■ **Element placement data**
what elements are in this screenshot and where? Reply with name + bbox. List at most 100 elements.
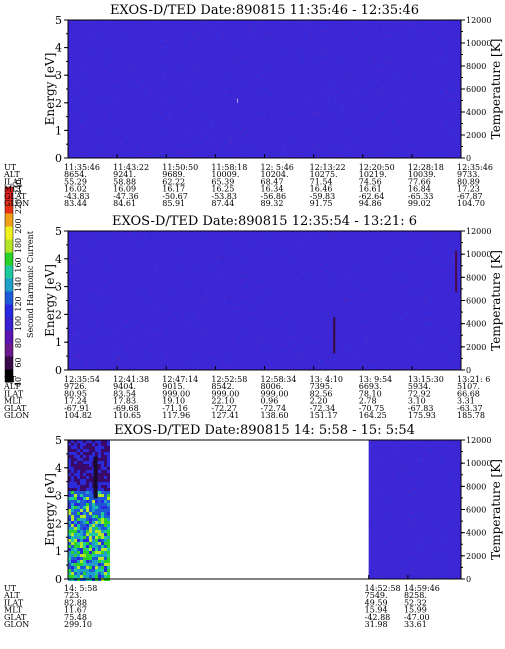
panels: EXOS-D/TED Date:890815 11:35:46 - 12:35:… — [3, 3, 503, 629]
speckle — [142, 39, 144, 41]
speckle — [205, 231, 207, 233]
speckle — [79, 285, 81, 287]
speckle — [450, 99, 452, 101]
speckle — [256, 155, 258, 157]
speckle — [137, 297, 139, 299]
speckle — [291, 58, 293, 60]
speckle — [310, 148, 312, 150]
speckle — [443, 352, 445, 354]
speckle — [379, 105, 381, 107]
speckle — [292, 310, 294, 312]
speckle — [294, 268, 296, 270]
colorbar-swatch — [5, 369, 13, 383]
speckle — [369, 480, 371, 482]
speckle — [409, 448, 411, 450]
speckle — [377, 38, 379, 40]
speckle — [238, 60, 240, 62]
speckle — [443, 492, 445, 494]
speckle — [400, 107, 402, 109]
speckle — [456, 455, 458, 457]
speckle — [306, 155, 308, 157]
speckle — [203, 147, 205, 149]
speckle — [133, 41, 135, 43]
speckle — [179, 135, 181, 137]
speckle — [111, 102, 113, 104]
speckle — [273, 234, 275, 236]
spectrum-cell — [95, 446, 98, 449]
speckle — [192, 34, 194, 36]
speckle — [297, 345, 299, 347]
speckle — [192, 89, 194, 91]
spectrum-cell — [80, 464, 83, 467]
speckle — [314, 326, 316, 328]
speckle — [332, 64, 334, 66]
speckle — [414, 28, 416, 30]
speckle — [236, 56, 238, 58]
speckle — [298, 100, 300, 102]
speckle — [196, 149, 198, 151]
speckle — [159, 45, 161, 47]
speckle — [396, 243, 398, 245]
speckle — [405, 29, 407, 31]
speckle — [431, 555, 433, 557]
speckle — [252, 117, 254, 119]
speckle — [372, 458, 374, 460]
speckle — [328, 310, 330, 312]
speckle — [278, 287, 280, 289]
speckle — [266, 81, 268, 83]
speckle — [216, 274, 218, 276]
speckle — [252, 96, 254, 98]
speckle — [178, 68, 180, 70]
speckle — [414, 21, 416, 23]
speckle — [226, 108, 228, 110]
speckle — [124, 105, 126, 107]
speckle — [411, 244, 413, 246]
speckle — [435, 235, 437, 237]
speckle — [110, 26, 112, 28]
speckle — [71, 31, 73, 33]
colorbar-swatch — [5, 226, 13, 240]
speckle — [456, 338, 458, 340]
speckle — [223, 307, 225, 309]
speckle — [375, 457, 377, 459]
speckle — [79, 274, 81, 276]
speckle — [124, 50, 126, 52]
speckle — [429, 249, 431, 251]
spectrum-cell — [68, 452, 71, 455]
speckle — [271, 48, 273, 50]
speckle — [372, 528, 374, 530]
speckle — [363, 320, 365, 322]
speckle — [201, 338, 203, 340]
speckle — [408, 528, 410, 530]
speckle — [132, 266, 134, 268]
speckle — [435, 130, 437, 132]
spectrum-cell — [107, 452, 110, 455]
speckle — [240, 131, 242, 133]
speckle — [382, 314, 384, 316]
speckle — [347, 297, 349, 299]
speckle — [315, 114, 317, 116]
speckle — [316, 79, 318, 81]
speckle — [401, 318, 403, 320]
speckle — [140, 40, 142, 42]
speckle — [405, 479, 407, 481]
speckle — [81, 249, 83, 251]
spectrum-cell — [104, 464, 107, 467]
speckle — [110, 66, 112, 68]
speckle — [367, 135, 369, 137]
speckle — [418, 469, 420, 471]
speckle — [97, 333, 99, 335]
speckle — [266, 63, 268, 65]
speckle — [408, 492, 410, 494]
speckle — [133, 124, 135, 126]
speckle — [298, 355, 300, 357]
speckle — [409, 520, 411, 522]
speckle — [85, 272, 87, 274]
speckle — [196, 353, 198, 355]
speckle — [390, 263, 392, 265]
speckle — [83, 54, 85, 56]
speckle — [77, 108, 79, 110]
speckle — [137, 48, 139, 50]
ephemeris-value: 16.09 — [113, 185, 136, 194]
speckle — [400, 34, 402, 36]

■ **GIVEN INSTRUCTION**
Please report how many lines in the items above contain the string "swatch", matching case exactly, and give only the number.

■ **EXERCISE RESULT**
2